● **Stated exercise**: From the listing that follows, output everything exactly except the pictures.

(Data items)
══════════════════════════════
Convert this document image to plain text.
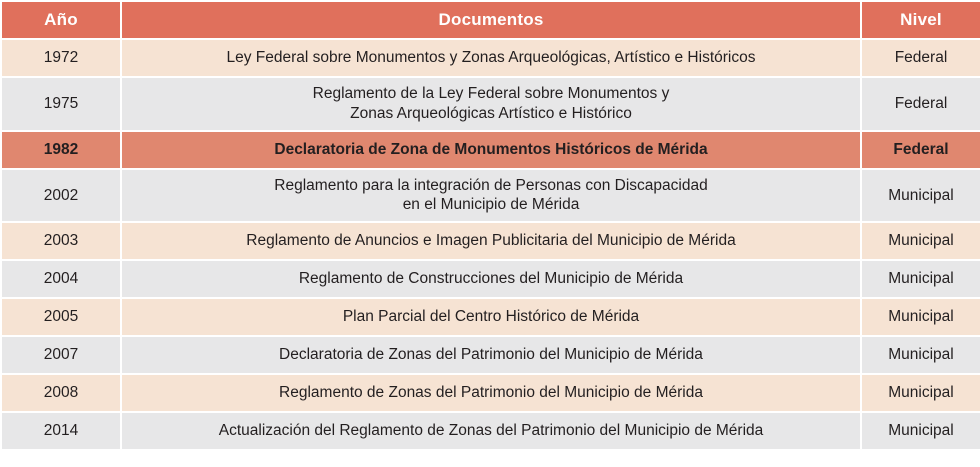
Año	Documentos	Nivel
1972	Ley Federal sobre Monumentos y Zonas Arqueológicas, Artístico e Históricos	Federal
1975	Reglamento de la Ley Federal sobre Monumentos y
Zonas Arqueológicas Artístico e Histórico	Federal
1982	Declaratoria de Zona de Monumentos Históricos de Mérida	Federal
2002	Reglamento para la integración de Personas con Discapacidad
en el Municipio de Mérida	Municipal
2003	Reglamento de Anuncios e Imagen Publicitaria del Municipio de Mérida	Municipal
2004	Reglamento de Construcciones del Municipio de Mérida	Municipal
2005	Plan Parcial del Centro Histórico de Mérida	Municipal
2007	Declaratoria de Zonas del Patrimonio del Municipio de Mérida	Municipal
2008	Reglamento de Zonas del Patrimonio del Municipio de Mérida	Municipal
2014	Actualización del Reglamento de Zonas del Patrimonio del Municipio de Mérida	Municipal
══════════════════════════════
● **Task output**:
Convert this document image to plain text.
Año	Documentos	Nivel
1972	Ley Federal sobre Monumentos y Zonas Arqueológicas, Artístico e Históricos	Federal
1975	Reglamento de la Ley Federal sobre Monumentos y
Zonas Arqueológicas Artístico e Histórico	Federal
1982	Declaratoria de Zona de Monumentos Históricos de Mérida	Federal
2002	Reglamento para la integración de Personas con Discapacidad
en el Municipio de Mérida	Municipal
2003	Reglamento de Anuncios e Imagen Publicitaria del Municipio de Mérida	Municipal
2004	Reglamento de Construcciones del Municipio de Mérida	Municipal
2005	Plan Parcial del Centro Histórico de Mérida	Municipal
2007	Declaratoria de Zonas del Patrimonio del Municipio de Mérida	Municipal
2008	Reglamento de Zonas del Patrimonio del Municipio de Mérida	Municipal
2014	Actualización del Reglamento de Zonas del Patrimonio del Municipio de Mérida	Municipal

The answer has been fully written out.